What follows is a block of records; restate each one word for word.

####################

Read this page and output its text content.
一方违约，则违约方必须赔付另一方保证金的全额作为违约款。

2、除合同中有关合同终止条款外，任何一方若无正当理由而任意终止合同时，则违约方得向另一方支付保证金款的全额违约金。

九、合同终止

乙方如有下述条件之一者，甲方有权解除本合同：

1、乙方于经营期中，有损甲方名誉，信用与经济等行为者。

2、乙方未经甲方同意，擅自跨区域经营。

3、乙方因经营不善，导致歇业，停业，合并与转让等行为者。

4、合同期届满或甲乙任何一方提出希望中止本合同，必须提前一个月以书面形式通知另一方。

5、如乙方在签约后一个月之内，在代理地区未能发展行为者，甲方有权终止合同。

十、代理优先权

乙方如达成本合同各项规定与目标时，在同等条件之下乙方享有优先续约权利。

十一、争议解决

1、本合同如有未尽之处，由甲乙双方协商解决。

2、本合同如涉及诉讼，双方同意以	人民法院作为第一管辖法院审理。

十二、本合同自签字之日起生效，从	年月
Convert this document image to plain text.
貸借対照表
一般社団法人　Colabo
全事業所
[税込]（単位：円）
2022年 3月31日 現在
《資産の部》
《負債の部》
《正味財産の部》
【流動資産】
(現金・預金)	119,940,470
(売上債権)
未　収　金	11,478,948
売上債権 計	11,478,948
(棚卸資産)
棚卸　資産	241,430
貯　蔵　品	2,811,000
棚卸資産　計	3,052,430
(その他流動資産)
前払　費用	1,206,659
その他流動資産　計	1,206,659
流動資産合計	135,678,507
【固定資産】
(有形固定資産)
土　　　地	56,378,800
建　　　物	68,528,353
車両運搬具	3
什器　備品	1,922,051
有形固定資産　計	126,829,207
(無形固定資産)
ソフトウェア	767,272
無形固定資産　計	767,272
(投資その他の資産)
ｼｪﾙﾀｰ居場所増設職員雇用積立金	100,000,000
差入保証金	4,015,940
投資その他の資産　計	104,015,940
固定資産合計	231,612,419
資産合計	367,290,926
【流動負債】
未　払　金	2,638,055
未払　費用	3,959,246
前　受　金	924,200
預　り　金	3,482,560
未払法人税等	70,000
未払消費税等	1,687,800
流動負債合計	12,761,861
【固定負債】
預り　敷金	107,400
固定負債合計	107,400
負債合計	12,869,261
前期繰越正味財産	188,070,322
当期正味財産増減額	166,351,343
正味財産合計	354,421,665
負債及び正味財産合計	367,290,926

####################

- [RESPONSE TO THE TASK]
Read this page and output its text content.
一方违约，则违约方必须赔付另一方保证金的全额作为违约款。

2、除合同中有关合同终止条款外，任何一方若无正当理由而任意终止合同时，则违约方得向另一方支付保证金款的全额违约金。

九、合同终止

乙方如有下述条件之一者，甲方有权解除本合同：

1、乙方于经营期中，有损甲方名誉，信用与经济等行为者。

2、乙方未经甲方同意，擅自跨区域经营。

3、乙方因经营不善，导致歇业，停业，合并与转让等行为者。

4、合同期届满或甲乙任何一方提出希望中止本合同，必须提前一个月以书面形式通知另一方。

5、如乙方在签约后一个月之内，在代理地区未能发展行为者，甲方有权终止合同。

十、代理优先权

乙方如达成本合同各项规定与目标时，在同等条件之下乙方享有优先续约权利。

十一、争议解决

1、本合同如有未尽之处，由甲乙双方协商解决。

2、本合同如涉及诉讼，双方同意以	人民法院作为第一管辖法院审理。

十二、本合同自签字之日起生效，从	年月
Convert this document image to plain text.
貸借対照表
一般社団法人　Colabo
全事業所
[税込]（単位：円）
2022年 3月31日 現在
《資産の部》
《負債の部》
《正味財産の部》
【流動資産】
(現金・預金)	119,940,470
(売上債権)
未　収　金	11,478,948
売上債権 計	11,478,948
(棚卸資産)
棚卸　資産	241,430
貯　蔵　品	2,811,000
棚卸資産　計	3,052,430
(その他流動資産)
前払　費用	1,206,659
その他流動資産　計	1,206,659
流動資産合計	135,678,507
【固定資産】
(有形固定資産)
土　　　地	56,378,800
建　　　物	68,528,353
車両運搬具	3
什器　備品	1,922,051
有形固定資産　計	126,829,207
(無形固定資産)
ソフトウェア	767,272
無形固定資産　計	767,272
(投資その他の資産)
ｼｪﾙﾀｰ居場所増設職員雇用積立金	100,000,000
差入保証金	4,015,940
投資その他の資産　計	104,015,940
固定資産合計	231,612,419
資産合計	367,290,926
【流動負債】
未　払　金	2,638,055
未払　費用	3,959,246
前　受　金	924,200
預　り　金	3,482,560
未払法人税等	70,000
未払消費税等	1,687,800
流動負債合計	12,761,861
【固定負債】
預り　敷金	107,400
固定負債合計	107,400
負債合計	12,869,261
前期繰越正味財産	188,070,322
当期正味財産増減額	166,351,343
正味財産合計	354,421,665
負債及び正味財産合計	367,290,926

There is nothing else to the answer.